▸ **REQUIREMENT**
Would you quote the material below in full and unchanged?

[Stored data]
▼

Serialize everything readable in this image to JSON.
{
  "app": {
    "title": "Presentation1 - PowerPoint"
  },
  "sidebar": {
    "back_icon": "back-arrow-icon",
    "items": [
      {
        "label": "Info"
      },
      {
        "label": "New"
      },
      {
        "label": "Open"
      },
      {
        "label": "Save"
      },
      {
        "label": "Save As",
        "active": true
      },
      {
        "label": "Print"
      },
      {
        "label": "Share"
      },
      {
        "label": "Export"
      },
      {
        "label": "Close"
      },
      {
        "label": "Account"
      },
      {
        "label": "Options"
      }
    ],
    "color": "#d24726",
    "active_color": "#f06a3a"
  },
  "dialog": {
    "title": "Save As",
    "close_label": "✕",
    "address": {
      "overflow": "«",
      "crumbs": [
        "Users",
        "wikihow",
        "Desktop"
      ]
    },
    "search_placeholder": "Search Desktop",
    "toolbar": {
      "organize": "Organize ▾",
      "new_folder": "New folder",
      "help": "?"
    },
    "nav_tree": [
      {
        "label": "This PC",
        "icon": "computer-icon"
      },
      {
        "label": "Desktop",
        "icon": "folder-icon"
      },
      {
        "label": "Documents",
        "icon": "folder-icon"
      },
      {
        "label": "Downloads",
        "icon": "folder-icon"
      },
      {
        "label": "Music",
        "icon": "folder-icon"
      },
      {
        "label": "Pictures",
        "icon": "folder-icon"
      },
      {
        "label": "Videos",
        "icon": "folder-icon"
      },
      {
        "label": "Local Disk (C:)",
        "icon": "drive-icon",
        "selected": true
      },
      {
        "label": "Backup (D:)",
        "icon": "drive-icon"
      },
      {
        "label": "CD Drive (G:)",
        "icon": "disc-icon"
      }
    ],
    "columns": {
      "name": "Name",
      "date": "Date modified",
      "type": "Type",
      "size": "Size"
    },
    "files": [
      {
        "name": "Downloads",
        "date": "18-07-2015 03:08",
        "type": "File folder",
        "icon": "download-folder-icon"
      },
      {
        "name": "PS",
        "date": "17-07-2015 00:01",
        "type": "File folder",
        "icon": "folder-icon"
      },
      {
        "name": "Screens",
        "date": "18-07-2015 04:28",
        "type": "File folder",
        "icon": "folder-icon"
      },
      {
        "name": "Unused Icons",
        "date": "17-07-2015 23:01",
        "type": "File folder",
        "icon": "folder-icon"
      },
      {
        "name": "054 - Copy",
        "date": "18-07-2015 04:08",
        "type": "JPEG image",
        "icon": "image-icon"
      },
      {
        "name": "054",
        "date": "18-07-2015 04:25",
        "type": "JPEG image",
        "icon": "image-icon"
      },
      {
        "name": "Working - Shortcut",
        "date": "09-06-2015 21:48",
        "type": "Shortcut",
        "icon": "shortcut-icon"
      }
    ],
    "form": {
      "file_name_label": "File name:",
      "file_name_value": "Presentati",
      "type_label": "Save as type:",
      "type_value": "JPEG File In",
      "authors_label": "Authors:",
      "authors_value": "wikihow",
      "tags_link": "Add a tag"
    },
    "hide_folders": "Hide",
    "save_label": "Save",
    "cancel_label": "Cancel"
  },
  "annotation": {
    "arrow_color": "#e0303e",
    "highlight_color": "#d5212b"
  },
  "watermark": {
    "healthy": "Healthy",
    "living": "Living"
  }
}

▲

▸ **RESPONSE TO THIS EXERCISE**
Serialize everything readable in this image to JSON.
{
  "app": {
    "title": "Presentation1 - PowerPoint"
  },
  "sidebar": {
    "back_icon": "back-arrow-icon",
    "items": [
      {
        "label": "Info"
      },
      {
        "label": "New"
      },
      {
        "label": "Open"
      },
      {
        "label": "Save"
      },
      {
        "label": "Save As",
        "active": true
      },
      {
        "label": "Print"
      },
      {
        "label": "Share"
      },
      {
        "label": "Export"
      },
      {
        "label": "Close"
      },
      {
        "label": "Account"
      },
      {
        "label": "Options"
      }
    ],
    "color": "#d24726",
    "active_color": "#f06a3a"
  },
  "dialog": {
    "title": "Save As",
    "close_label": "✕",
    "address": {
      "overflow": "«",
      "crumbs": [
        "Users",
        "wikihow",
        "Desktop"
      ]
    },
    "search_placeholder": "Search Desktop",
    "toolbar": {
      "organize": "Organize ▾",
      "new_folder": "New folder",
      "help": "?"
    },
    "nav_tree": [
      {
        "label": "This PC",
        "icon": "computer-icon"
      },
      {
        "label": "Desktop",
        "icon": "folder-icon"
      },
      {
        "label": "Documents",
        "icon": "folder-icon"
      },
      {
        "label": "Downloads",
        "icon": "folder-icon"
      },
      {
        "label": "Music",
        "icon": "folder-icon"
      },
      {
        "label": "Pictures",
        "icon": "folder-icon"
      },
      {
        "label": "Videos",
        "icon": "folder-icon"
      },
      {
        "label": "Local Disk (C:)",
        "icon": "drive-icon",
        "selected": true
      },
      {
        "label": "Backup (D:)",
        "icon": "drive-icon"
      },
      {
        "label": "CD Drive (G:)",
        "icon": "disc-icon"
      }
    ],
    "columns": {
      "name": "Name",
      "date": "Date modified",
      "type": "Type",
      "size": "Size"
    },
    "files": [
      {
        "name": "Downloads",
        "date": "18-07-2015 03:08",
        "type": "File folder",
        "icon": "download-folder-icon"
      },
      {
        "name": "PS",
        "date": "17-07-2015 00:01",
        "type": "File folder",
        "icon": "folder-icon"
      },
      {
        "name": "Screens",
        "date": "18-07-2015 04:28",
        "type": "File folder",
        "icon": "folder-icon"
      },
      {
        "name": "Unused Icons",
        "date": "17-07-2015 23:01",
        "type": "File folder",
        "icon": "folder-icon"
      },
      {
        "name": "054 - Copy",
        "date": "18-07-2015 04:08",
        "type": "JPEG image",
        "icon": "image-icon"
      },
      {
        "name": "054",
        "date": "18-07-2015 04:25",
        "type": "JPEG image",
        "icon": "image-icon"
      },
      {
        "name": "Working - Shortcut",
        "date": "09-06-2015 21:48",
        "type": "Shortcut",
        "icon": "shortcut-icon"
      }
    ],
    "form": {
      "file_name_label": "File name:",
      "file_name_value": "Presentati",
      "type_label": "Save as type:",
      "type_value": "JPEG File In",
      "authors_label": "Authors:",
      "authors_value": "wikihow",
      "tags_link": "Add a tag"
    },
    "hide_folders": "Hide",
    "save_label": "Save",
    "cancel_label": "Cancel"
  },
  "annotation": {
    "arrow_color": "#e0303e",
    "highlight_color": "#d5212b"
  },
  "watermark": {
    "healthy": "Healthy",
    "living": "Living"
  }
}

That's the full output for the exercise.